### Your instructions
Print every line of the material below character for character, with no changes.

* begin *

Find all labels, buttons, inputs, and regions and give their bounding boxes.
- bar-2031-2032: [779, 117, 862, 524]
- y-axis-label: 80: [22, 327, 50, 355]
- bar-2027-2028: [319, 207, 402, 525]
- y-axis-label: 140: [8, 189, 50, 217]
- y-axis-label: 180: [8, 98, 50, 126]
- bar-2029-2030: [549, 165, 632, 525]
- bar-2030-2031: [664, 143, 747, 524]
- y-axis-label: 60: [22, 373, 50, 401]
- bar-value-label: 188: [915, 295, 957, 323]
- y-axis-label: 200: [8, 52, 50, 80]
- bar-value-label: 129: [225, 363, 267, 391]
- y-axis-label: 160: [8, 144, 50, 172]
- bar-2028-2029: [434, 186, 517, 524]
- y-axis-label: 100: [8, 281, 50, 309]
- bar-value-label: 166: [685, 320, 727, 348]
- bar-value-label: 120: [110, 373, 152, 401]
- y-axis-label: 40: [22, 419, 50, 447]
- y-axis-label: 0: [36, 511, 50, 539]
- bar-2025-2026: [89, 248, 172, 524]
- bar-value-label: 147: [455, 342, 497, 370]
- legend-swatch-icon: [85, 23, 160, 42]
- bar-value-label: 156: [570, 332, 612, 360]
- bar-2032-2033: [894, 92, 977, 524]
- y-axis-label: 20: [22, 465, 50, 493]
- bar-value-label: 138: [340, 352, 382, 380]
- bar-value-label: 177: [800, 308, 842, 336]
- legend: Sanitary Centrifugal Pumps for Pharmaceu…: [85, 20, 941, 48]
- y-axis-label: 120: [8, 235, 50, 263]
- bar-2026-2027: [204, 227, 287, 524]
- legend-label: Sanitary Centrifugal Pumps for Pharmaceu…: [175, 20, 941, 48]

* end *

### Full solution
Find all labels, buttons, inputs, and regions and give their bounding boxes.
- bar-2031-2032: [779, 117, 862, 524]
- y-axis-label: 80: [22, 327, 50, 355]
- bar-2027-2028: [319, 207, 402, 525]
- y-axis-label: 140: [8, 189, 50, 217]
- y-axis-label: 180: [8, 98, 50, 126]
- bar-2029-2030: [549, 165, 632, 525]
- bar-2030-2031: [664, 143, 747, 524]
- y-axis-label: 60: [22, 373, 50, 401]
- bar-value-label: 188: [915, 295, 957, 323]
- y-axis-label: 200: [8, 52, 50, 80]
- bar-value-label: 129: [225, 363, 267, 391]
- y-axis-label: 160: [8, 144, 50, 172]
- bar-2028-2029: [434, 186, 517, 524]
- y-axis-label: 100: [8, 281, 50, 309]
- bar-value-label: 166: [685, 320, 727, 348]
- bar-value-label: 120: [110, 373, 152, 401]
- y-axis-label: 40: [22, 419, 50, 447]
- y-axis-label: 0: [36, 511, 50, 539]
- bar-2025-2026: [89, 248, 172, 524]
- bar-value-label: 147: [455, 342, 497, 370]
- legend-swatch-icon: [85, 23, 160, 42]
- bar-value-label: 156: [570, 332, 612, 360]
- bar-2032-2033: [894, 92, 977, 524]
- y-axis-label: 20: [22, 465, 50, 493]
- bar-value-label: 138: [340, 352, 382, 380]
- bar-value-label: 177: [800, 308, 842, 336]
- legend: Sanitary Centrifugal Pumps for Pharmaceu…: [85, 20, 941, 48]
- y-axis-label: 120: [8, 235, 50, 263]
- bar-2026-2027: [204, 227, 287, 524]
- legend-label: Sanitary Centrifugal Pumps for Pharmaceu…: [175, 20, 941, 48]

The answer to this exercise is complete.